>> START DATA TO USE

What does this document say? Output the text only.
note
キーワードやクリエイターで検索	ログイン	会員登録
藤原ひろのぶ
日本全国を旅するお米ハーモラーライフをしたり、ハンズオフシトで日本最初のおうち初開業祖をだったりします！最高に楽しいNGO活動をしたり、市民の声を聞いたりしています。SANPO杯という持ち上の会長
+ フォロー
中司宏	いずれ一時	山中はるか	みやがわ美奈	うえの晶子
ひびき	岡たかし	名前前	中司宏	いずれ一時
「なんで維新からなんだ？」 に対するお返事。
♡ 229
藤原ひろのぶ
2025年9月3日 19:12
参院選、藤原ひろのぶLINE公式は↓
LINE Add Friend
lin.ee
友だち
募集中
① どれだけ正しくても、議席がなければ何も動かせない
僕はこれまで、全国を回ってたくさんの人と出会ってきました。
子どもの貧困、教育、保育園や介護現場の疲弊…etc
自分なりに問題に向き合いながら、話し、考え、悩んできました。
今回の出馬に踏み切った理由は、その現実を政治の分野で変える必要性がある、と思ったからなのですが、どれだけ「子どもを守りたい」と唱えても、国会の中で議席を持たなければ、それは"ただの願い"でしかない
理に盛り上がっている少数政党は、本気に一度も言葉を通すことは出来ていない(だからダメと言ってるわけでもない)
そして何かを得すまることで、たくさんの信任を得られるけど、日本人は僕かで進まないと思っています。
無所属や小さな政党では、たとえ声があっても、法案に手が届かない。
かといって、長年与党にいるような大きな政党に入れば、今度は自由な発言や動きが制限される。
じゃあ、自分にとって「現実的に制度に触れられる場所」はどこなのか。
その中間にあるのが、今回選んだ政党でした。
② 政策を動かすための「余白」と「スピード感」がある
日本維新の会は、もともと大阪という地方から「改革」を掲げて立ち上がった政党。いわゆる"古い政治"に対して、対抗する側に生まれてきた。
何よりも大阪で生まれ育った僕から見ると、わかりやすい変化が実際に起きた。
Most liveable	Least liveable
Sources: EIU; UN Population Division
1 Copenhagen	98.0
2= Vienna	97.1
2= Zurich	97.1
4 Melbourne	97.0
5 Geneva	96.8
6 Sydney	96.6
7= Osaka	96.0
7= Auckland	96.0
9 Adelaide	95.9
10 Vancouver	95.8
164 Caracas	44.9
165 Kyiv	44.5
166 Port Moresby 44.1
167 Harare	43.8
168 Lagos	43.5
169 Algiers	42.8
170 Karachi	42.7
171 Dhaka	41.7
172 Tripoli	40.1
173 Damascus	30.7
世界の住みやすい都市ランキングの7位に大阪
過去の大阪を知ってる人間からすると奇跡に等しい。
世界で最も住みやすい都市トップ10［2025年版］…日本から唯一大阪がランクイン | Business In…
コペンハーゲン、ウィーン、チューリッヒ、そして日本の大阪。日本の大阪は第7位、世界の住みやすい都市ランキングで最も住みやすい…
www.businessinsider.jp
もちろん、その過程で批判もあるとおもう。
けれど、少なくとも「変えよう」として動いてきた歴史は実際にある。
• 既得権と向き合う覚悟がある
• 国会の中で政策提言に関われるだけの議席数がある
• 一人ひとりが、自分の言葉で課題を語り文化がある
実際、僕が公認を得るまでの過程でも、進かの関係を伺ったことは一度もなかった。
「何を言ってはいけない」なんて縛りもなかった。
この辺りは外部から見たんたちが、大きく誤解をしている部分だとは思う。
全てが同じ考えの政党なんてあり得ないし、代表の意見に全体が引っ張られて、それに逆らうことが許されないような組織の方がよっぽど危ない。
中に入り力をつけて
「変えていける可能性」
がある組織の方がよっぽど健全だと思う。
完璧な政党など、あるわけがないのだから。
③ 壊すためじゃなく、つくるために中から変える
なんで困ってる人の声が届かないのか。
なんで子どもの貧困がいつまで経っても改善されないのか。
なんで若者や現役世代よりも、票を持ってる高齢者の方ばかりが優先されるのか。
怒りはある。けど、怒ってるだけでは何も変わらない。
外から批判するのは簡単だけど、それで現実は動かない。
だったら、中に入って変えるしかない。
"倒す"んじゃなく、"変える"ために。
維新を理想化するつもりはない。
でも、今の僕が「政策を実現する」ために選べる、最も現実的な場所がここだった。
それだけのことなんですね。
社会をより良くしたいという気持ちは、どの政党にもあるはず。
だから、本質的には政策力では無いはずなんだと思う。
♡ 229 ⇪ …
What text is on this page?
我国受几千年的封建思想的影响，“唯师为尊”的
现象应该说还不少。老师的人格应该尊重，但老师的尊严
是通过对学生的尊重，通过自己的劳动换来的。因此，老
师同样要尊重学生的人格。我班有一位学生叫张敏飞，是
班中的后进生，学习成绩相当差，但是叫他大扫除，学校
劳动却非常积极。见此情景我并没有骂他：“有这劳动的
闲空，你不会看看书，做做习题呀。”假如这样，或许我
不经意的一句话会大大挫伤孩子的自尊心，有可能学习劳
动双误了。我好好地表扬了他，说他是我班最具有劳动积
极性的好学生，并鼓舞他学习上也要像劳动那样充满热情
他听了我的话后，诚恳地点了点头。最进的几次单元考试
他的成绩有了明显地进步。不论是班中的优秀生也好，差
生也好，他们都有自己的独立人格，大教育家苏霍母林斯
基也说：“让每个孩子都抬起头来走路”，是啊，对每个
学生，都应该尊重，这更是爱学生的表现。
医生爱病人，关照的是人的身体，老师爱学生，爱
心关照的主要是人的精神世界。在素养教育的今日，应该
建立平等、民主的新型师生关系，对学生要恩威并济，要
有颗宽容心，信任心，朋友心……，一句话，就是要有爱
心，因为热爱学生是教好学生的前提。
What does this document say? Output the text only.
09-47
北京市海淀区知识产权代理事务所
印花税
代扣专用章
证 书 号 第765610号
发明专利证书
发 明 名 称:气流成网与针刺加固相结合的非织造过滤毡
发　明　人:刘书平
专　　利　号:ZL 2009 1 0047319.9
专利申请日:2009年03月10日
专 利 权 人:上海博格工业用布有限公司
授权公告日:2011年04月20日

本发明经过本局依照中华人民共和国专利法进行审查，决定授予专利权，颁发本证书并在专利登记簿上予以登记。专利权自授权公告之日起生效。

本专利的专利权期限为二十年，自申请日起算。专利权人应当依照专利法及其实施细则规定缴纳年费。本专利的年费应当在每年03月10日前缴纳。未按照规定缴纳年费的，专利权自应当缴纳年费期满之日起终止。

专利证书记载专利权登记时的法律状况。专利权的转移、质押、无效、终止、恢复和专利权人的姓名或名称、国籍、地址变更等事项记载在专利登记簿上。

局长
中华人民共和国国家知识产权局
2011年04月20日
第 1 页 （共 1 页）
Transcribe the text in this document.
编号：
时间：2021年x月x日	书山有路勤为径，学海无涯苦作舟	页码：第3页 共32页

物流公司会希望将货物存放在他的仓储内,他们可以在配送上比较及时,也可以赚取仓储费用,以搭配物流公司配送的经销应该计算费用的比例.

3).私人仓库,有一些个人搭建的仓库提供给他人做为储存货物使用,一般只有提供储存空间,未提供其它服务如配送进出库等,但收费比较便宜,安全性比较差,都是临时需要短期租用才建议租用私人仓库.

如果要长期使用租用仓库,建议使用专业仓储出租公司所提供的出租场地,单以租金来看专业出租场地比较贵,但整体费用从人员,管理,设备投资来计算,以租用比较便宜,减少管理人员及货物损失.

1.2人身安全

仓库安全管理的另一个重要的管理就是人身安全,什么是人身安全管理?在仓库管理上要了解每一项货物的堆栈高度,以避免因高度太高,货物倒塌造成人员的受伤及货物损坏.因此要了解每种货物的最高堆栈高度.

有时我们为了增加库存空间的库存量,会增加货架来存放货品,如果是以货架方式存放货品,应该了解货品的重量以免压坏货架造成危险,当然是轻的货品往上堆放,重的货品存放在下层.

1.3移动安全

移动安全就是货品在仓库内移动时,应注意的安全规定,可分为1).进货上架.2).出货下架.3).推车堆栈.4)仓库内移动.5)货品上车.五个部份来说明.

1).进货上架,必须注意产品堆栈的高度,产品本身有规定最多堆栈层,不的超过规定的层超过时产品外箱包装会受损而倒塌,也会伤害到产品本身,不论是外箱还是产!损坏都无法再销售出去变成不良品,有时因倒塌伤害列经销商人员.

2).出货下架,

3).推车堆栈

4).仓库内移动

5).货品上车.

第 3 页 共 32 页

>> END DATA TO USE

Within the entries above, report how many lines include "いずれ一時", and keep the answer to the number.

2